[RECORDS SHOWN]:
▼

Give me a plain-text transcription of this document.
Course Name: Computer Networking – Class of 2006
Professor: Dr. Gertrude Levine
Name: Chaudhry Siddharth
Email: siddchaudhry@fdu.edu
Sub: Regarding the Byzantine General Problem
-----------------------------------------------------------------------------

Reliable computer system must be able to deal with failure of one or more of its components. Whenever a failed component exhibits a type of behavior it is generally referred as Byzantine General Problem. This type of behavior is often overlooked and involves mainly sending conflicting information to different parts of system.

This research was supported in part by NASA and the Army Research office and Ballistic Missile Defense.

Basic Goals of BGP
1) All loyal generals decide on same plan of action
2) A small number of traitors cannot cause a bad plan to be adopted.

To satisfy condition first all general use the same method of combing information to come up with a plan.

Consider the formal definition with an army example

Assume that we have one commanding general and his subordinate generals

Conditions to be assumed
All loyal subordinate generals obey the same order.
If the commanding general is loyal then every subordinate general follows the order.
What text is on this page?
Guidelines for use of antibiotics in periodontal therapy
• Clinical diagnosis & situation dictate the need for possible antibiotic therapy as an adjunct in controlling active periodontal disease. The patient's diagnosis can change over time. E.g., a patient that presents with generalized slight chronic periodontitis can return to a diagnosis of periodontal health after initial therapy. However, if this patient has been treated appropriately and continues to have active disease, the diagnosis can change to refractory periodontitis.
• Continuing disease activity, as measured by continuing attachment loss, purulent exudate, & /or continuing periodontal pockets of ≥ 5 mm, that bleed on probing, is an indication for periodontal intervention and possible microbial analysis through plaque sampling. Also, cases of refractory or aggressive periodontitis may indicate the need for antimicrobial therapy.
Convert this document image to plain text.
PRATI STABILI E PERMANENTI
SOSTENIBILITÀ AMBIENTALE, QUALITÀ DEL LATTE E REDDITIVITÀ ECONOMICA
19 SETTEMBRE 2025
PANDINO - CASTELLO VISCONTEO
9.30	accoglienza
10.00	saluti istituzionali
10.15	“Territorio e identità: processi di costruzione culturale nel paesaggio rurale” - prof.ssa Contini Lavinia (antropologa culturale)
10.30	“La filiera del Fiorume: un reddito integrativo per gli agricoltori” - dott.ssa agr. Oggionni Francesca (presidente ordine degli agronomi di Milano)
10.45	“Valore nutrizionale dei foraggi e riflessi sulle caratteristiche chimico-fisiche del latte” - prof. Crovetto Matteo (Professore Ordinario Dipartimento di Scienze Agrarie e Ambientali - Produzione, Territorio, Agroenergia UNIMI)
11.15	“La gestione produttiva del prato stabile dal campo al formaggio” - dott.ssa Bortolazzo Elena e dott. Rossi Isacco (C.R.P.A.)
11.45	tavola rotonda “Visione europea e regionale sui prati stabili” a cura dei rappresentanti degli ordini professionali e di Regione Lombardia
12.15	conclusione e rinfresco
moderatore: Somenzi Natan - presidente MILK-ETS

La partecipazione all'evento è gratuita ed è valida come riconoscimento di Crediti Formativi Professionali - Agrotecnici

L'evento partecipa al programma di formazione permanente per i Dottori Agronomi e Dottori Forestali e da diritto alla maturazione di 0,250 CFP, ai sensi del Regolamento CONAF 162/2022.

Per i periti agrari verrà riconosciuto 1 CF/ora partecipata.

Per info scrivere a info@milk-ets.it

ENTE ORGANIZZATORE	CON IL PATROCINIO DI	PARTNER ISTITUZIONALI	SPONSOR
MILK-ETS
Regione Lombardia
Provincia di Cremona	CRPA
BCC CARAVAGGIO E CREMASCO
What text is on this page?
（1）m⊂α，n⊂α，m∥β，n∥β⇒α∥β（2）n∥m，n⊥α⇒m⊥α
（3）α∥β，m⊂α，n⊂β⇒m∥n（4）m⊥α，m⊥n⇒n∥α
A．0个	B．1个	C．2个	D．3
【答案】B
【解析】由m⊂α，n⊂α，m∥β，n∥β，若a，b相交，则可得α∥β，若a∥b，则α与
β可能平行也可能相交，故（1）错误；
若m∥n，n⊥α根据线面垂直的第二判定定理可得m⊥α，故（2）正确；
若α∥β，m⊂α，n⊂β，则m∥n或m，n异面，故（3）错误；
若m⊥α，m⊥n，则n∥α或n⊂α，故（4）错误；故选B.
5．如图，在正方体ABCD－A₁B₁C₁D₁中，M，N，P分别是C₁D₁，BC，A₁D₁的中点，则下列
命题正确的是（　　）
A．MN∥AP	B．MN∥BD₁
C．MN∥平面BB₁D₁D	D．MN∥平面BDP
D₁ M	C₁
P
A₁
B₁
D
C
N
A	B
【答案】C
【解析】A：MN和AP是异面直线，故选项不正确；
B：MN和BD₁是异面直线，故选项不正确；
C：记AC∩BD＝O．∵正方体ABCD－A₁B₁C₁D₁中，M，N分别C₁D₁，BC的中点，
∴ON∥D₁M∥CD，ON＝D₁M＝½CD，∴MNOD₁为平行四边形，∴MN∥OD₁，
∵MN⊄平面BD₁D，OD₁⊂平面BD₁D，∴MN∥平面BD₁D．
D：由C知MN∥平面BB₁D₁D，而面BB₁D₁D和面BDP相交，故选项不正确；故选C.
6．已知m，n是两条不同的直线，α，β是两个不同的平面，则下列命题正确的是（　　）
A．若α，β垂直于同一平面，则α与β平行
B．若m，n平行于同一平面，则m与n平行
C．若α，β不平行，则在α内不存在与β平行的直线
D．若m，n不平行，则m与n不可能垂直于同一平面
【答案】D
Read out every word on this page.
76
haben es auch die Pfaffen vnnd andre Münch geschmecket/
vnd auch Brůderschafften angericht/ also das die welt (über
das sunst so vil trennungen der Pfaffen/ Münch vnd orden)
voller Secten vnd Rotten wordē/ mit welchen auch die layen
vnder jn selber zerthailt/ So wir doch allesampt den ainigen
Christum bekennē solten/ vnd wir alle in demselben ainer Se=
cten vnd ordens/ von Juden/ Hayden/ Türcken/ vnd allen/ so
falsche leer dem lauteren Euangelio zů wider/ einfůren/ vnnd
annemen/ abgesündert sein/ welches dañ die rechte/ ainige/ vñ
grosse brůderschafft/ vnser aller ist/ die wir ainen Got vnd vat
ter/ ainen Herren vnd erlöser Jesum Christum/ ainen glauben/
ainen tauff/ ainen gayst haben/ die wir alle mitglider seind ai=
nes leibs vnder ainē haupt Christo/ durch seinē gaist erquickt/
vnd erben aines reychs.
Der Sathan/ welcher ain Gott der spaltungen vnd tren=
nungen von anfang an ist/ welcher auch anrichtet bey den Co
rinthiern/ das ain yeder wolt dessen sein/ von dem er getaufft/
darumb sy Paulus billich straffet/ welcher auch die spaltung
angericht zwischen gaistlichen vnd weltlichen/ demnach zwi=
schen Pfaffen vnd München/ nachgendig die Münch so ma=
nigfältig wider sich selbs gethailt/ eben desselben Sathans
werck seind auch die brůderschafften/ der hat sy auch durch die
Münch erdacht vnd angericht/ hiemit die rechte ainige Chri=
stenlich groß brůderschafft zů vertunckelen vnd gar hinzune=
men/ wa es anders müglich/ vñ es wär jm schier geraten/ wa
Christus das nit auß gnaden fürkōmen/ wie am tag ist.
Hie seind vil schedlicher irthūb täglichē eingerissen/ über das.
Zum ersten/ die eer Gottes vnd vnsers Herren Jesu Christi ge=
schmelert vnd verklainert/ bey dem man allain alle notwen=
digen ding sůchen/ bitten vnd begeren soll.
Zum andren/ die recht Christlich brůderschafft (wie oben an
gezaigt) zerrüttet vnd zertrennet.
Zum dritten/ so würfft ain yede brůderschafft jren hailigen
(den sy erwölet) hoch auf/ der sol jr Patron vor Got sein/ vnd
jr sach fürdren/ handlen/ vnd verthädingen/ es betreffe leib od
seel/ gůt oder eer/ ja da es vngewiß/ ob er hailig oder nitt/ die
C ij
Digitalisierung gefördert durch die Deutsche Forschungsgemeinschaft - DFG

▲

[TASK OBJECTIVE]: Pull every line containing the word "same" out of the material and copy it.

[COMPLETE OUTPUT]:
1) All loyal generals decide on same plan of action
To satisfy condition first all general use the same method of combing information to come up with a plan.
All loyal subordinate generals obey the same order.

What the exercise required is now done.